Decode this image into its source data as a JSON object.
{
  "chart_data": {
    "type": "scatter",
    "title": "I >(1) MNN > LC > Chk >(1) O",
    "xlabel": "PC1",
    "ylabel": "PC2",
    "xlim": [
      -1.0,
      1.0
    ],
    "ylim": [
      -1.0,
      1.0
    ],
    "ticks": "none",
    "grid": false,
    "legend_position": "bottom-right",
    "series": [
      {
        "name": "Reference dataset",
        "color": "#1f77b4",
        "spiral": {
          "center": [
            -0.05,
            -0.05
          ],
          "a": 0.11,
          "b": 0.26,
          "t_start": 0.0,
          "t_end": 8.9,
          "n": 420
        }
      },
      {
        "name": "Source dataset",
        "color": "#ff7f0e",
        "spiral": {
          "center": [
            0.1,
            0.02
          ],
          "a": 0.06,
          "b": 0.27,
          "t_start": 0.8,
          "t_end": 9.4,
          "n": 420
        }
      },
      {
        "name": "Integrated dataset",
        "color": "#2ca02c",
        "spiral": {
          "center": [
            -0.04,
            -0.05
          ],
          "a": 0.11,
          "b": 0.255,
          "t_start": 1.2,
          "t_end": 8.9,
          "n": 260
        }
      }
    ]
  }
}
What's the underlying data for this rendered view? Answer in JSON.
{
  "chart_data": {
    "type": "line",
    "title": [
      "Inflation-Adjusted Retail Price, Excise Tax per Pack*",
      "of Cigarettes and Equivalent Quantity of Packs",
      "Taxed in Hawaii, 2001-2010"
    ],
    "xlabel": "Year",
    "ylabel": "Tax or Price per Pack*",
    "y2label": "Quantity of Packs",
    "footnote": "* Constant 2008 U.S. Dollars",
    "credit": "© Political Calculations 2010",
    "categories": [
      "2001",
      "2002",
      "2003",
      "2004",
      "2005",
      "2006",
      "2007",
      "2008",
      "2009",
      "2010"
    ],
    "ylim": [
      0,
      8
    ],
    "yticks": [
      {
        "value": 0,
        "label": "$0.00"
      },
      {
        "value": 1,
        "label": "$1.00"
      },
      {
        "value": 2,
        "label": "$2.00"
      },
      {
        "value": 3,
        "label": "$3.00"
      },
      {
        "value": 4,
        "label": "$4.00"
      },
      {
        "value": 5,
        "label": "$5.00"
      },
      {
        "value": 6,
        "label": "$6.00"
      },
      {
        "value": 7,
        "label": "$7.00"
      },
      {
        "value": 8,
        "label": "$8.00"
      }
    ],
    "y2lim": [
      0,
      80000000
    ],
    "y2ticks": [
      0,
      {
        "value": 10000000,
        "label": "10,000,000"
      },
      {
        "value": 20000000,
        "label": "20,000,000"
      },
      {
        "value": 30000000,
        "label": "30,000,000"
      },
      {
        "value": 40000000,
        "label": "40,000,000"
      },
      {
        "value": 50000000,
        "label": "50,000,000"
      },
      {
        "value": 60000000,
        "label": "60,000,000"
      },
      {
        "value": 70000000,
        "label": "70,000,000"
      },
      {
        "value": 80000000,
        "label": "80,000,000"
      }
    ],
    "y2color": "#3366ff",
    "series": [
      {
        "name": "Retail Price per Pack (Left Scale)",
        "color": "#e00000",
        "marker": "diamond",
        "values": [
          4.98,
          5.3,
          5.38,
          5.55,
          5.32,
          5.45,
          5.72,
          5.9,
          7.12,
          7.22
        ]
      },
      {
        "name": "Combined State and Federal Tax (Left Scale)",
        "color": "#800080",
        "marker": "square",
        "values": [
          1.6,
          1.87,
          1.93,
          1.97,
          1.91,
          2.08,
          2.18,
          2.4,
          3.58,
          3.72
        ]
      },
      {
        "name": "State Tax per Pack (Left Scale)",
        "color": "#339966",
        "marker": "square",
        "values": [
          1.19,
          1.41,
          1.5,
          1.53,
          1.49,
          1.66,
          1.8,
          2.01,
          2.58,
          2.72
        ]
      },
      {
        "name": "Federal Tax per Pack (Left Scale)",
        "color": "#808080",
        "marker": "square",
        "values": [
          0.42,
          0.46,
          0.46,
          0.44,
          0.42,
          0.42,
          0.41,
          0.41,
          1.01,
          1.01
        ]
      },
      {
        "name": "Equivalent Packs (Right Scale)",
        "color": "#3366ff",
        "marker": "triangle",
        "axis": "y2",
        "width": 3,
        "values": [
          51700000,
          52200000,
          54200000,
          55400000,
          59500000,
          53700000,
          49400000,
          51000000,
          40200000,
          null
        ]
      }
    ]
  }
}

Exercise description>
Repeat the data above exactly.

Written answer>
Decode this image into its source data as a JSON object.
{
  "chart_data": {
    "type": "scatter",
    "title": "I >(1) MNN > LC > Chk >(1) O",
    "xlabel": "PC1",
    "ylabel": "PC2",
    "xlim": [
      -1.0,
      1.0
    ],
    "ylim": [
      -1.0,
      1.0
    ],
    "ticks": "none",
    "grid": false,
    "legend_position": "bottom-right",
    "series": [
      {
        "name": "Reference dataset",
        "color": "#1f77b4",
        "spiral": {
          "center": [
            -0.05,
            -0.05
          ],
          "a": 0.11,
          "b": 0.26,
          "t_start": 0.0,
          "t_end": 8.9,
          "n": 420
        }
      },
      {
        "name": "Source dataset",
        "color": "#ff7f0e",
        "spiral": {
          "center": [
            0.1,
            0.02
          ],
          "a": 0.06,
          "b": 0.27,
          "t_start": 0.8,
          "t_end": 9.4,
          "n": 420
        }
      },
      {
        "name": "Integrated dataset",
        "color": "#2ca02c",
        "spiral": {
          "center": [
            -0.04,
            -0.05
          ],
          "a": 0.11,
          "b": 0.255,
          "t_start": 1.2,
          "t_end": 8.9,
          "n": 260
        }
      }
    ]
  }
}
What's the underlying data for this rendered view? Answer in JSON.
{
  "chart_data": {
    "type": "line",
    "title": [
      "Inflation-Adjusted Retail Price, Excise Tax per Pack*",
      "of Cigarettes and Equivalent Quantity of Packs",
      "Taxed in Hawaii, 2001-2010"
    ],
    "xlabel": "Year",
    "ylabel": "Tax or Price per Pack*",
    "y2label": "Quantity of Packs",
    "footnote": "* Constant 2008 U.S. Dollars",
    "credit": "© Political Calculations 2010",
    "categories": [
      "2001",
      "2002",
      "2003",
      "2004",
      "2005",
      "2006",
      "2007",
      "2008",
      "2009",
      "2010"
    ],
    "ylim": [
      0,
      8
    ],
    "yticks": [
      {
        "value": 0,
        "label": "$0.00"
      },
      {
        "value": 1,
        "label": "$1.00"
      },
      {
        "value": 2,
        "label": "$2.00"
      },
      {
        "value": 3,
        "label": "$3.00"
      },
      {
        "value": 4,
        "label": "$4.00"
      },
      {
        "value": 5,
        "label": "$5.00"
      },
      {
        "value": 6,
        "label": "$6.00"
      },
      {
        "value": 7,
        "label": "$7.00"
      },
      {
        "value": 8,
        "label": "$8.00"
      }
    ],
    "y2lim": [
      0,
      80000000
    ],
    "y2ticks": [
      0,
      {
        "value": 10000000,
        "label": "10,000,000"
      },
      {
        "value": 20000000,
        "label": "20,000,000"
      },
      {
        "value": 30000000,
        "label": "30,000,000"
      },
      {
        "value": 40000000,
        "label": "40,000,000"
      },
      {
        "value": 50000000,
        "label": "50,000,000"
      },
      {
        "value": 60000000,
        "label": "60,000,000"
      },
      {
        "value": 70000000,
        "label": "70,000,000"
      },
      {
        "value": 80000000,
        "label": "80,000,000"
      }
    ],
    "y2color": "#3366ff",
    "series": [
      {
        "name": "Retail Price per Pack (Left Scale)",
        "color": "#e00000",
        "marker": "diamond",
        "values": [
          4.98,
          5.3,
          5.38,
          5.55,
          5.32,
          5.45,
          5.72,
          5.9,
          7.12,
          7.22
        ]
      },
      {
        "name": "Combined State and Federal Tax (Left Scale)",
        "color": "#800080",
        "marker": "square",
        "values": [
          1.6,
          1.87,
          1.93,
          1.97,
          1.91,
          2.08,
          2.18,
          2.4,
          3.58,
          3.72
        ]
      },
      {
        "name": "State Tax per Pack (Left Scale)",
        "color": "#339966",
        "marker": "square",
        "values": [
          1.19,
          1.41,
          1.5,
          1.53,
          1.49,
          1.66,
          1.8,
          2.01,
          2.58,
          2.72
        ]
      },
      {
        "name": "Federal Tax per Pack (Left Scale)",
        "color": "#808080",
        "marker": "square",
        "values": [
          0.42,
          0.46,
          0.46,
          0.44,
          0.42,
          0.42,
          0.41,
          0.41,
          1.01,
          1.01
        ]
      },
      {
        "name": "Equivalent Packs (Right Scale)",
        "color": "#3366ff",
        "marker": "triangle",
        "axis": "y2",
        "width": 3,
        "values": [
          51700000,
          52200000,
          54200000,
          55400000,
          59500000,
          53700000,
          49400000,
          51000000,
          40200000,
          null
        ]
      }
    ]
  }
}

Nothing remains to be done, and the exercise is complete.